## Requirement
Go over the entries below line by line, copying each one that contains the word "based".

[Data entries]
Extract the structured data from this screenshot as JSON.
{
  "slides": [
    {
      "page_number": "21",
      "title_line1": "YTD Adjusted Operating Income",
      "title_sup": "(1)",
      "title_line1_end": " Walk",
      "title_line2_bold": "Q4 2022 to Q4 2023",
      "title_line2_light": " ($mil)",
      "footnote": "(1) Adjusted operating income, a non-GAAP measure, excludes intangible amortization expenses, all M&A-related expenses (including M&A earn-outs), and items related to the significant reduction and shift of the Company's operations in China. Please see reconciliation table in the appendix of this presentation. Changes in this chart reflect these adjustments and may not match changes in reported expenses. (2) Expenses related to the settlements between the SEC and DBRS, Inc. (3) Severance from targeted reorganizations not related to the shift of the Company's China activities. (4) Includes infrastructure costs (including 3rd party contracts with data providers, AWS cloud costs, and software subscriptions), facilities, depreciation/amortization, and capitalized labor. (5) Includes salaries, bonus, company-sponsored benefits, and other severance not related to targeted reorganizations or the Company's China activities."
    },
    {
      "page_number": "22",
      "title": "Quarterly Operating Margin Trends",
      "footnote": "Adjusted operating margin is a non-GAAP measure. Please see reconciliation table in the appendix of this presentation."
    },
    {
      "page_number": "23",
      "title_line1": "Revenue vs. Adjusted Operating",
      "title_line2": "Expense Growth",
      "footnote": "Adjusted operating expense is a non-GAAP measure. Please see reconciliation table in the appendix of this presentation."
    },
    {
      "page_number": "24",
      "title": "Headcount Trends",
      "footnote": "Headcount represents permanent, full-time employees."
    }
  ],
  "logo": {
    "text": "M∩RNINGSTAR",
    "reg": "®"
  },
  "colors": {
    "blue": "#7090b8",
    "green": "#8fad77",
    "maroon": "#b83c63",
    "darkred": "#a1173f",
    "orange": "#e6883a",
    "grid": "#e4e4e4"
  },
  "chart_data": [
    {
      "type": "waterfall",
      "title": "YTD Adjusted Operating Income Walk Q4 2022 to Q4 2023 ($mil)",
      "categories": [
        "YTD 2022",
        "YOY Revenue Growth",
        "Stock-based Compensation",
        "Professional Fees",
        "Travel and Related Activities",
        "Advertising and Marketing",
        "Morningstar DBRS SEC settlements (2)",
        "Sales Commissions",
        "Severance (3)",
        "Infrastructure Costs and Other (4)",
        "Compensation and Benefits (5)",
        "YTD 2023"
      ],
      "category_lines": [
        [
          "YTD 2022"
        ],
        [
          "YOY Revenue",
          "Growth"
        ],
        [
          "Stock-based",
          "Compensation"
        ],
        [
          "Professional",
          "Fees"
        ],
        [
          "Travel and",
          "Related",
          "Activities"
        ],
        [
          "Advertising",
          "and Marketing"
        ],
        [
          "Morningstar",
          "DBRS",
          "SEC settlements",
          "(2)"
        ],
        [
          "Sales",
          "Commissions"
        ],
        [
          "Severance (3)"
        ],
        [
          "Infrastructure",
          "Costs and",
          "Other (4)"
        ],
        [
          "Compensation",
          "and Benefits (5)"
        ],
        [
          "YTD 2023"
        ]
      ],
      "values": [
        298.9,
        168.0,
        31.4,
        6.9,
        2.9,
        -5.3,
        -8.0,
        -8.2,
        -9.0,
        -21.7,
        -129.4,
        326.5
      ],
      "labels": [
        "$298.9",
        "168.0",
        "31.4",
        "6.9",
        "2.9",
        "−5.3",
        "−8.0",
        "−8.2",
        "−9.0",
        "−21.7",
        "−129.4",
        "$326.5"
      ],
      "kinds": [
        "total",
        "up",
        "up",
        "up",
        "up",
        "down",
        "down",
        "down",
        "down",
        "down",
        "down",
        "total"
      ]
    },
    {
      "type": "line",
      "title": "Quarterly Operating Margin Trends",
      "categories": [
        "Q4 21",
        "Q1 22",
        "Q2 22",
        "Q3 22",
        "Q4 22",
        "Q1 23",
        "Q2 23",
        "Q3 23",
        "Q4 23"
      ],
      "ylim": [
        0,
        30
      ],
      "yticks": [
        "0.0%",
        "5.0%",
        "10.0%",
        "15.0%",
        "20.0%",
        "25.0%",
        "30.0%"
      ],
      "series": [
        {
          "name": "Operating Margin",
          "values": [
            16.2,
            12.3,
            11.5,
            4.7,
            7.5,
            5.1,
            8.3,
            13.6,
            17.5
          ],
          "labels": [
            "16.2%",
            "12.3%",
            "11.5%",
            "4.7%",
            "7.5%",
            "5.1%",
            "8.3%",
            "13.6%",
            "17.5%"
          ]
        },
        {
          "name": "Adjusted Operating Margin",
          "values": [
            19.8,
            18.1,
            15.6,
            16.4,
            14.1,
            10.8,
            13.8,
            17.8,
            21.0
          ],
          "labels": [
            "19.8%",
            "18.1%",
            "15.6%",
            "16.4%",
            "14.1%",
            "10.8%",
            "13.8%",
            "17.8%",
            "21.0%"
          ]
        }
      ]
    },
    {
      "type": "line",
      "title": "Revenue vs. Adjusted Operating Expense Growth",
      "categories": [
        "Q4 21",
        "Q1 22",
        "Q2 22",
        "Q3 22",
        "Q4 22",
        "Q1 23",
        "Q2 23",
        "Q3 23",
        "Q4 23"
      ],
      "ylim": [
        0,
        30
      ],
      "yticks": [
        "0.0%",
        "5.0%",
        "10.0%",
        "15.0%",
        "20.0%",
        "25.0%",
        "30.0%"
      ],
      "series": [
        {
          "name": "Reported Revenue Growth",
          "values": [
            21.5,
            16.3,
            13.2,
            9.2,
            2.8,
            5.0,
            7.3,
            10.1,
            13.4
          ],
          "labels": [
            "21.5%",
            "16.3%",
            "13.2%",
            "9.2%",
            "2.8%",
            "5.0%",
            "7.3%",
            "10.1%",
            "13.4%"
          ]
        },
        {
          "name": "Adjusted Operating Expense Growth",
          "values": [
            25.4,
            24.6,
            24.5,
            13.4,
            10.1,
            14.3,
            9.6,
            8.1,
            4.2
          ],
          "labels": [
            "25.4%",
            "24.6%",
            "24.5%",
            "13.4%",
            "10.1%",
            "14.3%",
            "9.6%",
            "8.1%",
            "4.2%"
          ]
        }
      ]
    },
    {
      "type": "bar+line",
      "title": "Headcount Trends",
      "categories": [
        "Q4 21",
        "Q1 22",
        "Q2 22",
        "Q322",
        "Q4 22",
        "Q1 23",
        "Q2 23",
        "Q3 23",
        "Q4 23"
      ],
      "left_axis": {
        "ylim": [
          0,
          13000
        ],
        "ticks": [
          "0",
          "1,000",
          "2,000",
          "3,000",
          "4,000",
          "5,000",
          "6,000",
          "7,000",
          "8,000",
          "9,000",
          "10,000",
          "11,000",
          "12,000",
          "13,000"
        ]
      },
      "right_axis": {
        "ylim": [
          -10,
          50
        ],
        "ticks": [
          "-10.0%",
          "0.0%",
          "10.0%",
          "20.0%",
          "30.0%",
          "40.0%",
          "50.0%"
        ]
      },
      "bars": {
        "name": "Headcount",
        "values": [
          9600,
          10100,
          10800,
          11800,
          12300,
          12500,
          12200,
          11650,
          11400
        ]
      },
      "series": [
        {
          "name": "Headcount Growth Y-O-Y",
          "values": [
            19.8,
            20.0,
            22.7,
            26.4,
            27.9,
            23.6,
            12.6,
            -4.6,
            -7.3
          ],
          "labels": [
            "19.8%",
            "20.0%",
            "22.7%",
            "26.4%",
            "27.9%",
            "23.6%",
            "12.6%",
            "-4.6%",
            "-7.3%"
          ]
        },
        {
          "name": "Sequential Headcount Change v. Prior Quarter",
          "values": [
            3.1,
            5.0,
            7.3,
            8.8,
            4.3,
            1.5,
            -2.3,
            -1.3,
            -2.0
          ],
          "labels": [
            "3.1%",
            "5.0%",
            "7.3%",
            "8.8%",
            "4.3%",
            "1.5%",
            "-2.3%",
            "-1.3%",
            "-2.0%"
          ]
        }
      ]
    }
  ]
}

## Final result
        "Stock-based Compensation",
          "Stock-based",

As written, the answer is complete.